Data extracted from a collection
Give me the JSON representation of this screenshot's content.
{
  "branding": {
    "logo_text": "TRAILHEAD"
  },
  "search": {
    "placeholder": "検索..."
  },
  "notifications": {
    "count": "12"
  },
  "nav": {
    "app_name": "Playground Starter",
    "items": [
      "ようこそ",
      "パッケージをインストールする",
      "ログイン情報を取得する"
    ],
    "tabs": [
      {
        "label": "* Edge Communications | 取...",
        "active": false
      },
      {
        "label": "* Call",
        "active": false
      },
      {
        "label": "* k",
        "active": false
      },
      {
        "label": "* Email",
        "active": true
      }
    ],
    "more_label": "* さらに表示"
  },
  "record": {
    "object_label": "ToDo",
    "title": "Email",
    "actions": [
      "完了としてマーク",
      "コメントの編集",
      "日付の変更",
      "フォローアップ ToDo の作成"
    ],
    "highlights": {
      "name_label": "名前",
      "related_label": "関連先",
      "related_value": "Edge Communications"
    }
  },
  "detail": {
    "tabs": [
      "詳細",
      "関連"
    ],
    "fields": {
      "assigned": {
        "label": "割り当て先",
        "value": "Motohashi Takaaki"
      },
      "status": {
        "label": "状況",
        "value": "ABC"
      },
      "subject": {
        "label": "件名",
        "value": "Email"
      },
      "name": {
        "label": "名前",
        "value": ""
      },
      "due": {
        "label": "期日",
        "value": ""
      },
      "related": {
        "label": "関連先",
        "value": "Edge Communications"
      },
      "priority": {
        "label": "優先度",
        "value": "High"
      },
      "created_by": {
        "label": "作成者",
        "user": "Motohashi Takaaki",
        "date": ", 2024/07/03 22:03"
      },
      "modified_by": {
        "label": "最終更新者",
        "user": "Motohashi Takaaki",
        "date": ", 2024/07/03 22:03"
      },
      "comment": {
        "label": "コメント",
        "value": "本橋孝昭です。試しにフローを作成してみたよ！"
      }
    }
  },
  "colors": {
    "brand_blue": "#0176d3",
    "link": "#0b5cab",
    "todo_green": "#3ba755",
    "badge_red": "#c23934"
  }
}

What is needed: Quote each line of the data above exactly as written.

Written solution:
Give me the JSON representation of this screenshot's content.
{
  "branding": {
    "logo_text": "TRAILHEAD"
  },
  "search": {
    "placeholder": "検索..."
  },
  "notifications": {
    "count": "12"
  },
  "nav": {
    "app_name": "Playground Starter",
    "items": [
      "ようこそ",
      "パッケージをインストールする",
      "ログイン情報を取得する"
    ],
    "tabs": [
      {
        "label": "* Edge Communications | 取...",
        "active": false
      },
      {
        "label": "* Call",
        "active": false
      },
      {
        "label": "* k",
        "active": false
      },
      {
        "label": "* Email",
        "active": true
      }
    ],
    "more_label": "* さらに表示"
  },
  "record": {
    "object_label": "ToDo",
    "title": "Email",
    "actions": [
      "完了としてマーク",
      "コメントの編集",
      "日付の変更",
      "フォローアップ ToDo の作成"
    ],
    "highlights": {
      "name_label": "名前",
      "related_label": "関連先",
      "related_value": "Edge Communications"
    }
  },
  "detail": {
    "tabs": [
      "詳細",
      "関連"
    ],
    "fields": {
      "assigned": {
        "label": "割り当て先",
        "value": "Motohashi Takaaki"
      },
      "status": {
        "label": "状況",
        "value": "ABC"
      },
      "subject": {
        "label": "件名",
        "value": "Email"
      },
      "name": {
        "label": "名前",
        "value": ""
      },
      "due": {
        "label": "期日",
        "value": ""
      },
      "related": {
        "label": "関連先",
        "value": "Edge Communications"
      },
      "priority": {
        "label": "優先度",
        "value": "High"
      },
      "created_by": {
        "label": "作成者",
        "user": "Motohashi Takaaki",
        "date": ", 2024/07/03 22:03"
      },
      "modified_by": {
        "label": "最終更新者",
        "user": "Motohashi Takaaki",
        "date": ", 2024/07/03 22:03"
      },
      "comment": {
        "label": "コメント",
        "value": "本橋孝昭です。試しにフローを作成してみたよ！"
      }
    }
  },
  "colors": {
    "brand_blue": "#0176d3",
    "link": "#0b5cab",
    "todo_green": "#3ba755",
    "badge_red": "#c23934"
  }
}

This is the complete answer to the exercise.